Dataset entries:
[start]
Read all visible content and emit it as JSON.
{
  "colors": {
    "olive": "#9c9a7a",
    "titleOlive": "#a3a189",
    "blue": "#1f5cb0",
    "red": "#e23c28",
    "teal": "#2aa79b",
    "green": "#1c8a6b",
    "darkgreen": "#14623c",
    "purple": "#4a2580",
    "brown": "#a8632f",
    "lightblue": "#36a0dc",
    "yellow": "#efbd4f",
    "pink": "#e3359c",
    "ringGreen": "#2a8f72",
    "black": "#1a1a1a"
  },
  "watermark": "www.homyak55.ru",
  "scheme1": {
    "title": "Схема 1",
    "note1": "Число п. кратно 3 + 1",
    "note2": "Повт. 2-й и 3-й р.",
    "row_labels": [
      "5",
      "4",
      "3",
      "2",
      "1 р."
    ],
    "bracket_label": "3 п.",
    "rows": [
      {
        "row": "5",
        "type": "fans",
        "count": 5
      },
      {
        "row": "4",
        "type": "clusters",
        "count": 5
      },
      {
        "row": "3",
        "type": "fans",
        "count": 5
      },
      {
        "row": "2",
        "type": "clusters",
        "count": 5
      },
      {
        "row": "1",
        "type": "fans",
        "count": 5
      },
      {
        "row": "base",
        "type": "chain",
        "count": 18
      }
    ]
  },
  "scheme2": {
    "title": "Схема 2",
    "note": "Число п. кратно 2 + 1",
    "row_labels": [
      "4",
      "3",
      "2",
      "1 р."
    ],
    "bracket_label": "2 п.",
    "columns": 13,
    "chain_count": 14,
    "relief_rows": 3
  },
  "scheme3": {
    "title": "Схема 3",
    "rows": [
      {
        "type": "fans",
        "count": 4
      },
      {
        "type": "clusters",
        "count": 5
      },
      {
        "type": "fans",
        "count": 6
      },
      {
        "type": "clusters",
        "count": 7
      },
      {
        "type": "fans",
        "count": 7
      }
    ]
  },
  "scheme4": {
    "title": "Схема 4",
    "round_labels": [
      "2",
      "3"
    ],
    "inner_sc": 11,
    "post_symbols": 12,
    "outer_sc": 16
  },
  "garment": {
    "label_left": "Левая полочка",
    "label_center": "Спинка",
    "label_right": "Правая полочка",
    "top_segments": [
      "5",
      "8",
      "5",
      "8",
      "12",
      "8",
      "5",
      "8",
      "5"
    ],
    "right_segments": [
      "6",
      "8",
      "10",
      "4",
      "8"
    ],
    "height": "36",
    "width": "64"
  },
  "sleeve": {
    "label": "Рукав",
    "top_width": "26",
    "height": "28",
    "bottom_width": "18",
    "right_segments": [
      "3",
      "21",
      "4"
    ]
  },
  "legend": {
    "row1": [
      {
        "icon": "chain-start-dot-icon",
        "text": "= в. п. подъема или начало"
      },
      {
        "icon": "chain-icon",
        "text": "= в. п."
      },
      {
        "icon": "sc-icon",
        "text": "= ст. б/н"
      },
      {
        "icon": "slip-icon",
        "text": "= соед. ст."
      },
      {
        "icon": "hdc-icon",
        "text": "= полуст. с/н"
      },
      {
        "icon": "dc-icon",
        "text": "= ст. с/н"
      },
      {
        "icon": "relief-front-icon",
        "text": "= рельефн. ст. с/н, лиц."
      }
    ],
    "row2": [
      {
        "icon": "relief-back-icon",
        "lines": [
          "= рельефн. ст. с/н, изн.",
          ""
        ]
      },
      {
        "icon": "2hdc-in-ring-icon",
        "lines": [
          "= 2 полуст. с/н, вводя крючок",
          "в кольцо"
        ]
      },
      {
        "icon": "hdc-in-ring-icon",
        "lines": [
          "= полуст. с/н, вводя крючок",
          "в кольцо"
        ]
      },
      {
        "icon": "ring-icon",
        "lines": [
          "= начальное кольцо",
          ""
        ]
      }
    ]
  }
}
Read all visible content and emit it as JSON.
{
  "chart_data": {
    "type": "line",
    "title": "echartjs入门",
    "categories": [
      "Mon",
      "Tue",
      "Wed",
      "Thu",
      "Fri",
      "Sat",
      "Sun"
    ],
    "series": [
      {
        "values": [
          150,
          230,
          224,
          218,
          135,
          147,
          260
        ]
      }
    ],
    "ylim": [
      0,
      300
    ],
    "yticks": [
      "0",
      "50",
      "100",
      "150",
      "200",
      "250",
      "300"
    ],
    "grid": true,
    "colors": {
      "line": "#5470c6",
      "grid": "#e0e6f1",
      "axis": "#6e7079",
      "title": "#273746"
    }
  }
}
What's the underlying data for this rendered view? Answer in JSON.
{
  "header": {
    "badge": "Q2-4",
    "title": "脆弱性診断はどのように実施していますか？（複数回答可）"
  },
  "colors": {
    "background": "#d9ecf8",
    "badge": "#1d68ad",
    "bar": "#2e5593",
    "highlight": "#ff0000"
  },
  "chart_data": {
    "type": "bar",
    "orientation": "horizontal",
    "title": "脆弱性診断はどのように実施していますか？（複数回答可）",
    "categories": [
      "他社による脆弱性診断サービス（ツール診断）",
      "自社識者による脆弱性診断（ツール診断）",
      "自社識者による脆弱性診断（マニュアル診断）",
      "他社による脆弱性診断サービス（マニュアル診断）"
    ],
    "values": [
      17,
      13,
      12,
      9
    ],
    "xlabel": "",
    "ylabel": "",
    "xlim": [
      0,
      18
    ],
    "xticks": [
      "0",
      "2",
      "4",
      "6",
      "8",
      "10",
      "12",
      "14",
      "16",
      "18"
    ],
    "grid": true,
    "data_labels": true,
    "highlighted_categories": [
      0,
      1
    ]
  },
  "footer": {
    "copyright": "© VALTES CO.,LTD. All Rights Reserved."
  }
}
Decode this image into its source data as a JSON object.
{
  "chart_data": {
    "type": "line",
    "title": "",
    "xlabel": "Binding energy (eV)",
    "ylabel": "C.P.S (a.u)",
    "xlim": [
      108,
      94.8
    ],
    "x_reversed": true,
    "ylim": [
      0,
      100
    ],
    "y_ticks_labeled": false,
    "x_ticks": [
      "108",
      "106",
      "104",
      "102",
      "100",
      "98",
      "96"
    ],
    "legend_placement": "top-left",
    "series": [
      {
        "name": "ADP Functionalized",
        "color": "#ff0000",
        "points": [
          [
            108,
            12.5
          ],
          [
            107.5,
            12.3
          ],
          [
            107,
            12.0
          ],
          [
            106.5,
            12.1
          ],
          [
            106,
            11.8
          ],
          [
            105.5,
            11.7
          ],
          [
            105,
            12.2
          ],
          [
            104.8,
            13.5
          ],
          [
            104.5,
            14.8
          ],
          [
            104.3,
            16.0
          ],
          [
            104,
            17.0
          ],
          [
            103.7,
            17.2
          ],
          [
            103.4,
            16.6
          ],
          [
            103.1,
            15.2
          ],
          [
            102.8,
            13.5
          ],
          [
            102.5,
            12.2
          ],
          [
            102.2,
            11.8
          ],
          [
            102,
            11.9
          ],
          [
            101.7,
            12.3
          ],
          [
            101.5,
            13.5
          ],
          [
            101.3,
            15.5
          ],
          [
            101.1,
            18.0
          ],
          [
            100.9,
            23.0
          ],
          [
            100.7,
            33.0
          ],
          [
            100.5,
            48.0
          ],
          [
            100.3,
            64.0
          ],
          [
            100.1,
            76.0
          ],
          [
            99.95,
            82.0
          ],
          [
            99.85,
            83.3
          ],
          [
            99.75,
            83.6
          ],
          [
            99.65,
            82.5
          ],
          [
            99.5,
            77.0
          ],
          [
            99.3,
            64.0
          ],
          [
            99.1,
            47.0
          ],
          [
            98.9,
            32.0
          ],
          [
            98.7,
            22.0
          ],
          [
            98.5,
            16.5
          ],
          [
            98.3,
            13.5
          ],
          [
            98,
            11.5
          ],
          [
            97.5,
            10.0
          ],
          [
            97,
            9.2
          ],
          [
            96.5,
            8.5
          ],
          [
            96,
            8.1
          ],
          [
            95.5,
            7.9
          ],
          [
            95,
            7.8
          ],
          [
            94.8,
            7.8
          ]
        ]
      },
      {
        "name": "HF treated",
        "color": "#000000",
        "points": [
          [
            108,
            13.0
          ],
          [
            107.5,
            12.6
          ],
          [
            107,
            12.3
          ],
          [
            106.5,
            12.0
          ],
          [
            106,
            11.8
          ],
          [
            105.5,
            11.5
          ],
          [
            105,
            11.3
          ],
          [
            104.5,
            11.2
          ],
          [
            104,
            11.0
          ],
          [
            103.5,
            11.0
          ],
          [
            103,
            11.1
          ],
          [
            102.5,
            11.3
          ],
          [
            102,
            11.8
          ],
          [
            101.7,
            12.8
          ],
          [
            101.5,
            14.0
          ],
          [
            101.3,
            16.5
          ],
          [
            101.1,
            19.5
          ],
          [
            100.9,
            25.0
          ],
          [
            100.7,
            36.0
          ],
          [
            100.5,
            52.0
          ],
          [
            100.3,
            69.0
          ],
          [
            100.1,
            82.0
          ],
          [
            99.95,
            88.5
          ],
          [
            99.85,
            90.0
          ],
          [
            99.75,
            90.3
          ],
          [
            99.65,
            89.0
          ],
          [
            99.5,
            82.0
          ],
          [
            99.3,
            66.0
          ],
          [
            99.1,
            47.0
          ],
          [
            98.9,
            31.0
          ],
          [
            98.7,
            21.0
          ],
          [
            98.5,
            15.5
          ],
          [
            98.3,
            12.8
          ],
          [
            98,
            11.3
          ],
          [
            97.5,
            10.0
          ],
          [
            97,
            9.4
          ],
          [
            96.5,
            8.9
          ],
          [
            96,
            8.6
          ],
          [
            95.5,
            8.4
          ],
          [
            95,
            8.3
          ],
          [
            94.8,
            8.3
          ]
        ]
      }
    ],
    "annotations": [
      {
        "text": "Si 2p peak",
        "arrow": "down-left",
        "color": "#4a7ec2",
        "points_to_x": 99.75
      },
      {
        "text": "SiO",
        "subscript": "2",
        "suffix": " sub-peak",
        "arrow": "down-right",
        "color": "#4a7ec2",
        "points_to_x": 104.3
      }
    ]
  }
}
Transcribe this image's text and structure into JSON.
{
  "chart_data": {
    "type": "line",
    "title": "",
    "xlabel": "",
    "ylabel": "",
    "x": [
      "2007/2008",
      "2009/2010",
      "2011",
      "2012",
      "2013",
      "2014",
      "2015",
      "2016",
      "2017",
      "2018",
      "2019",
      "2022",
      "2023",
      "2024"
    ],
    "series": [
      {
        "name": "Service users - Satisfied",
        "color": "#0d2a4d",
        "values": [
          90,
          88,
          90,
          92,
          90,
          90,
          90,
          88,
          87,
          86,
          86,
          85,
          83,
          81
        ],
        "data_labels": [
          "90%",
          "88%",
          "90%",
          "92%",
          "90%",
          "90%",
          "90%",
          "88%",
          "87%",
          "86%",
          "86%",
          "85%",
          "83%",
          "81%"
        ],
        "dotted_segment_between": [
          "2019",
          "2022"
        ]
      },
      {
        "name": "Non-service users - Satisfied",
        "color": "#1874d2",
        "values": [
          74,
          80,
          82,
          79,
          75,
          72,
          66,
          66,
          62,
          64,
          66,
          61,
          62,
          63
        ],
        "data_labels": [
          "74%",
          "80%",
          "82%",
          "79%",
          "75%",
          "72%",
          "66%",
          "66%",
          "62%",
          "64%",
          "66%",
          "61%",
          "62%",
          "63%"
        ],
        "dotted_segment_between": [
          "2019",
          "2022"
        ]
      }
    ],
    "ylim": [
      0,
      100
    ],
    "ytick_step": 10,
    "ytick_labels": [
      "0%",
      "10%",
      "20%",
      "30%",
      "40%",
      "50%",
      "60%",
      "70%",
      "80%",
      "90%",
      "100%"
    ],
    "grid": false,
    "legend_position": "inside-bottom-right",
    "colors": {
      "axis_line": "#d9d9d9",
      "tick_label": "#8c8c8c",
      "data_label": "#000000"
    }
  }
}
[end]
**Exercise task:**
Copy every line that includes the string "полуст" from the material above.

**Written solution:**
        "text": "= полуст. с/н"
          "= 2 полуст. с/н, вводя крючок",
          "= полуст. с/н, вводя крючок",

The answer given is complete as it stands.